(Problem details) Retype each entry below, keeping every character the same.

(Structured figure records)
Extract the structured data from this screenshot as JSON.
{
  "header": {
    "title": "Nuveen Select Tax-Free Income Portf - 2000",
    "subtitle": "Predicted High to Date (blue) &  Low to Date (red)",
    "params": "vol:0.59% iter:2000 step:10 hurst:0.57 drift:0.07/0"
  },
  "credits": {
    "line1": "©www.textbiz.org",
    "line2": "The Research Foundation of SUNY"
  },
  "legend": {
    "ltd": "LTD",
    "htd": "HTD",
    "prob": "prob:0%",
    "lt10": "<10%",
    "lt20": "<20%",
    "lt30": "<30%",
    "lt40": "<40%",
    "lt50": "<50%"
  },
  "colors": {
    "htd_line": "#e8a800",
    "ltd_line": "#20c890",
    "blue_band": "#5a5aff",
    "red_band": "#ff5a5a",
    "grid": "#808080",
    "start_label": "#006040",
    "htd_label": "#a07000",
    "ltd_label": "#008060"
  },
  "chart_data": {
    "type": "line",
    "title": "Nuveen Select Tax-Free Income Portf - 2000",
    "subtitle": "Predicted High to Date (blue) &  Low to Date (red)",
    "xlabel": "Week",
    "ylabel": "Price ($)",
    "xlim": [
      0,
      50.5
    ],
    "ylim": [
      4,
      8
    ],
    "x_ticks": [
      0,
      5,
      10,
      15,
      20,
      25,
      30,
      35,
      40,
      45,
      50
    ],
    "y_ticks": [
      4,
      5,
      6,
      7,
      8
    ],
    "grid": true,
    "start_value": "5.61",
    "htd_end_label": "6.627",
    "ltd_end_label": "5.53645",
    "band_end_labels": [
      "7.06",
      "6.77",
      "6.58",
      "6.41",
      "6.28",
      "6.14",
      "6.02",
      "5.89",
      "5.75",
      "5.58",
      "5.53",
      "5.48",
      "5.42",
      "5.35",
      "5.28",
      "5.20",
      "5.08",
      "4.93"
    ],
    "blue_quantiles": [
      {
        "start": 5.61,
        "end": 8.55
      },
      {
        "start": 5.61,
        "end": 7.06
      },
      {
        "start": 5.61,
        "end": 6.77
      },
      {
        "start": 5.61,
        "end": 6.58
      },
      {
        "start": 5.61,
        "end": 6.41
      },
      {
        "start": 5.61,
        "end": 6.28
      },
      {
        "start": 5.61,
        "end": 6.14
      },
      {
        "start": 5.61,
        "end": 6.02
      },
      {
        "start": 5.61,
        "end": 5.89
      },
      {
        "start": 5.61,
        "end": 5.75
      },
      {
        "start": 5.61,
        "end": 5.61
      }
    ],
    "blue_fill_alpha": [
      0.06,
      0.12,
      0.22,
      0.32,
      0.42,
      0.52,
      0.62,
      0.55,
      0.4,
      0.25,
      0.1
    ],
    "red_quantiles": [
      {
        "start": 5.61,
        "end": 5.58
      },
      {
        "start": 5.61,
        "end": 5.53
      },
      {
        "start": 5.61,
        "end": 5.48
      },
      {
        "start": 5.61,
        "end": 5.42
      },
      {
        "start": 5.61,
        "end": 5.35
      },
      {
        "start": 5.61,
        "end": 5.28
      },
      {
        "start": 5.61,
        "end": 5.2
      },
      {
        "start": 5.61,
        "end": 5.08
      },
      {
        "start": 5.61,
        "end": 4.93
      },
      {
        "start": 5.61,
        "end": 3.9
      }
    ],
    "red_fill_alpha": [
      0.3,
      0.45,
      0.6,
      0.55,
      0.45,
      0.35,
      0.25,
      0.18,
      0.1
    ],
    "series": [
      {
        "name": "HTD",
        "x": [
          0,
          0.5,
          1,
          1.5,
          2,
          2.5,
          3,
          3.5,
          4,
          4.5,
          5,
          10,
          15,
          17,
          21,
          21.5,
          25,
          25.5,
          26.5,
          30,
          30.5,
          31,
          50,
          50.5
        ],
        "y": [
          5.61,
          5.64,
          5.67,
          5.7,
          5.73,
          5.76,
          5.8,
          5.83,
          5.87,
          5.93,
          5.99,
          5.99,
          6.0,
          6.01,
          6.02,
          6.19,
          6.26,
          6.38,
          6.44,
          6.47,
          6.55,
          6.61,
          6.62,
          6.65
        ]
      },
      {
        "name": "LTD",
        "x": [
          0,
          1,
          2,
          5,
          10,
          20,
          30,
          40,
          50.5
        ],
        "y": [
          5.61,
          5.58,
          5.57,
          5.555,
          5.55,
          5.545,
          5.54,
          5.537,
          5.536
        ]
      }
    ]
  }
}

(Solution for this exercise)
Extract the structured data from this screenshot as JSON.
{
  "header": {
    "title": "Nuveen Select Tax-Free Income Portf - 2000",
    "subtitle": "Predicted High to Date (blue) &  Low to Date (red)",
    "params": "vol:0.59% iter:2000 step:10 hurst:0.57 drift:0.07/0"
  },
  "credits": {
    "line1": "©www.textbiz.org",
    "line2": "The Research Foundation of SUNY"
  },
  "legend": {
    "ltd": "LTD",
    "htd": "HTD",
    "prob": "prob:0%",
    "lt10": "<10%",
    "lt20": "<20%",
    "lt30": "<30%",
    "lt40": "<40%",
    "lt50": "<50%"
  },
  "colors": {
    "htd_line": "#e8a800",
    "ltd_line": "#20c890",
    "blue_band": "#5a5aff",
    "red_band": "#ff5a5a",
    "grid": "#808080",
    "start_label": "#006040",
    "htd_label": "#a07000",
    "ltd_label": "#008060"
  },
  "chart_data": {
    "type": "line",
    "title": "Nuveen Select Tax-Free Income Portf - 2000",
    "subtitle": "Predicted High to Date (blue) &  Low to Date (red)",
    "xlabel": "Week",
    "ylabel": "Price ($)",
    "xlim": [
      0,
      50.5
    ],
    "ylim": [
      4,
      8
    ],
    "x_ticks": [
      0,
      5,
      10,
      15,
      20,
      25,
      30,
      35,
      40,
      45,
      50
    ],
    "y_ticks": [
      4,
      5,
      6,
      7,
      8
    ],
    "grid": true,
    "start_value": "5.61",
    "htd_end_label": "6.627",
    "ltd_end_label": "5.53645",
    "band_end_labels": [
      "7.06",
      "6.77",
      "6.58",
      "6.41",
      "6.28",
      "6.14",
      "6.02",
      "5.89",
      "5.75",
      "5.58",
      "5.53",
      "5.48",
      "5.42",
      "5.35",
      "5.28",
      "5.20",
      "5.08",
      "4.93"
    ],
    "blue_quantiles": [
      {
        "start": 5.61,
        "end": 8.55
      },
      {
        "start": 5.61,
        "end": 7.06
      },
      {
        "start": 5.61,
        "end": 6.77
      },
      {
        "start": 5.61,
        "end": 6.58
      },
      {
        "start": 5.61,
        "end": 6.41
      },
      {
        "start": 5.61,
        "end": 6.28
      },
      {
        "start": 5.61,
        "end": 6.14
      },
      {
        "start": 5.61,
        "end": 6.02
      },
      {
        "start": 5.61,
        "end": 5.89
      },
      {
        "start": 5.61,
        "end": 5.75
      },
      {
        "start": 5.61,
        "end": 5.61
      }
    ],
    "blue_fill_alpha": [
      0.06,
      0.12,
      0.22,
      0.32,
      0.42,
      0.52,
      0.62,
      0.55,
      0.4,
      0.25,
      0.1
    ],
    "red_quantiles": [
      {
        "start": 5.61,
        "end": 5.58
      },
      {
        "start": 5.61,
        "end": 5.53
      },
      {
        "start": 5.61,
        "end": 5.48
      },
      {
        "start": 5.61,
        "end": 5.42
      },
      {
        "start": 5.61,
        "end": 5.35
      },
      {
        "start": 5.61,
        "end": 5.28
      },
      {
        "start": 5.61,
        "end": 5.2
      },
      {
        "start": 5.61,
        "end": 5.08
      },
      {
        "start": 5.61,
        "end": 4.93
      },
      {
        "start": 5.61,
        "end": 3.9
      }
    ],
    "red_fill_alpha": [
      0.3,
      0.45,
      0.6,
      0.55,
      0.45,
      0.35,
      0.25,
      0.18,
      0.1
    ],
    "series": [
      {
        "name": "HTD",
        "x": [
          0,
          0.5,
          1,
          1.5,
          2,
          2.5,
          3,
          3.5,
          4,
          4.5,
          5,
          10,
          15,
          17,
          21,
          21.5,
          25,
          25.5,
          26.5,
          30,
          30.5,
          31,
          50,
          50.5
        ],
        "y": [
          5.61,
          5.64,
          5.67,
          5.7,
          5.73,
          5.76,
          5.8,
          5.83,
          5.87,
          5.93,
          5.99,
          5.99,
          6.0,
          6.01,
          6.02,
          6.19,
          6.26,
          6.38,
          6.44,
          6.47,
          6.55,
          6.61,
          6.62,
          6.65
        ]
      },
      {
        "name": "LTD",
        "x": [
          0,
          1,
          2,
          5,
          10,
          20,
          30,
          40,
          50.5
        ],
        "y": [
          5.61,
          5.58,
          5.57,
          5.555,
          5.55,
          5.545,
          5.54,
          5.537,
          5.536
        ]
      }
    ]
  }
}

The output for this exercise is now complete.